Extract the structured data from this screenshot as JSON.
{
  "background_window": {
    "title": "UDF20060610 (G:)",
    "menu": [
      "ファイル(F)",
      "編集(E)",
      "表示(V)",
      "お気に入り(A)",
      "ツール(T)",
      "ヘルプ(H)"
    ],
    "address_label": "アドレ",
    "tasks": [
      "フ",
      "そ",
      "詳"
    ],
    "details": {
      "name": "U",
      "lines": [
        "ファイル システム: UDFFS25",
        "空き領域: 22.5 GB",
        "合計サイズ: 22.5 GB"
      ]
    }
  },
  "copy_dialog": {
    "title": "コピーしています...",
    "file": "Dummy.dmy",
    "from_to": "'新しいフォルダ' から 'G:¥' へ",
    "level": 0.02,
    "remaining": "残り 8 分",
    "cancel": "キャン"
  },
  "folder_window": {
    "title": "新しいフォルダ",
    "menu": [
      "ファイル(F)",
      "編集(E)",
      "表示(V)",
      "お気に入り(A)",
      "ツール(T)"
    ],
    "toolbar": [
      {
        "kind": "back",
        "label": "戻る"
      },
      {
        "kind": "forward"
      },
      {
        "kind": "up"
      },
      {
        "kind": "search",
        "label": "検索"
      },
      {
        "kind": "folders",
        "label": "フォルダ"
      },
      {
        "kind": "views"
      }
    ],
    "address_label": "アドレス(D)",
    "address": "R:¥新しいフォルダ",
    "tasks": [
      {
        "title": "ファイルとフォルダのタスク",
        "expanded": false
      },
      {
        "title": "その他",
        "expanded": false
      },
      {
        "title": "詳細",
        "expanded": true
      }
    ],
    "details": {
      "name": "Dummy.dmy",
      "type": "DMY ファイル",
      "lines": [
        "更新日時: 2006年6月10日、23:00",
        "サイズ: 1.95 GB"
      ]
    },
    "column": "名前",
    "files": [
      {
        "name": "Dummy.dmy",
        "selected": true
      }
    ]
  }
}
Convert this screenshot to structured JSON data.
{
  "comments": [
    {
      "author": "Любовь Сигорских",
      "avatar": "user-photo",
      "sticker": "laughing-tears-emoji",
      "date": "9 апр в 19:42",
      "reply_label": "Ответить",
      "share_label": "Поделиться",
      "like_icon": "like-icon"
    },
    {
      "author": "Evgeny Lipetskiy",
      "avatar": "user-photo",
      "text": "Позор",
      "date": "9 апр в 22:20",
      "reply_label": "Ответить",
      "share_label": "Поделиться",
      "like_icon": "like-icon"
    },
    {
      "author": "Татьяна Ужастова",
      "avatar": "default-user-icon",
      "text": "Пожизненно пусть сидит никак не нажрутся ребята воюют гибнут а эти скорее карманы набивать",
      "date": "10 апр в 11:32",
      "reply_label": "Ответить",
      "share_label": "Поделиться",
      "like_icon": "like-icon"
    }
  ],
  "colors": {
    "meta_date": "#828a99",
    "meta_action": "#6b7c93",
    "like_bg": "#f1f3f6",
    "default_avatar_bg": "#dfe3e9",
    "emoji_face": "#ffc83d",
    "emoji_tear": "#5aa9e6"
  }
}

============================================================

Take the material above and return all of it exactly.

Extract the structured data from this screenshot as JSON.
{
  "background_window": {
    "title": "UDF20060610 (G:)",
    "menu": [
      "ファイル(F)",
      "編集(E)",
      "表示(V)",
      "お気に入り(A)",
      "ツール(T)",
      "ヘルプ(H)"
    ],
    "address_label": "アドレ",
    "tasks": [
      "フ",
      "そ",
      "詳"
    ],
    "details": {
      "name": "U",
      "lines": [
        "ファイル システム: UDFFS25",
        "空き領域: 22.5 GB",
        "合計サイズ: 22.5 GB"
      ]
    }
  },
  "copy_dialog": {
    "title": "コピーしています...",
    "file": "Dummy.dmy",
    "from_to": "'新しいフォルダ' から 'G:¥' へ",
    "level": 0.02,
    "remaining": "残り 8 分",
    "cancel": "キャン"
  },
  "folder_window": {
    "title": "新しいフォルダ",
    "menu": [
      "ファイル(F)",
      "編集(E)",
      "表示(V)",
      "お気に入り(A)",
      "ツール(T)"
    ],
    "toolbar": [
      {
        "kind": "back",
        "label": "戻る"
      },
      {
        "kind": "forward"
      },
      {
        "kind": "up"
      },
      {
        "kind": "search",
        "label": "検索"
      },
      {
        "kind": "folders",
        "label": "フォルダ"
      },
      {
        "kind": "views"
      }
    ],
    "address_label": "アドレス(D)",
    "address": "R:¥新しいフォルダ",
    "tasks": [
      {
        "title": "ファイルとフォルダのタスク",
        "expanded": false
      },
      {
        "title": "その他",
        "expanded": false
      },
      {
        "title": "詳細",
        "expanded": true
      }
    ],
    "details": {
      "name": "Dummy.dmy",
      "type": "DMY ファイル",
      "lines": [
        "更新日時: 2006年6月10日、23:00",
        "サイズ: 1.95 GB"
      ]
    },
    "column": "名前",
    "files": [
      {
        "name": "Dummy.dmy",
        "selected": true
      }
    ]
  }
}
Convert this screenshot to structured JSON data.
{
  "comments": [
    {
      "author": "Любовь Сигорских",
      "avatar": "user-photo",
      "sticker": "laughing-tears-emoji",
      "date": "9 апр в 19:42",
      "reply_label": "Ответить",
      "share_label": "Поделиться",
      "like_icon": "like-icon"
    },
    {
      "author": "Evgeny Lipetskiy",
      "avatar": "user-photo",
      "text": "Позор",
      "date": "9 апр в 22:20",
      "reply_label": "Ответить",
      "share_label": "Поделиться",
      "like_icon": "like-icon"
    },
    {
      "author": "Татьяна Ужастова",
      "avatar": "default-user-icon",
      "text": "Пожизненно пусть сидит никак не нажрутся ребята воюют гибнут а эти скорее карманы набивать",
      "date": "10 апр в 11:32",
      "reply_label": "Ответить",
      "share_label": "Поделиться",
      "like_icon": "like-icon"
    }
  ],
  "colors": {
    "meta_date": "#828a99",
    "meta_action": "#6b7c93",
    "like_bg": "#f1f3f6",
    "default_avatar_bg": "#dfe3e9",
    "emoji_face": "#ffc83d",
    "emoji_tear": "#5aa9e6"
  }
}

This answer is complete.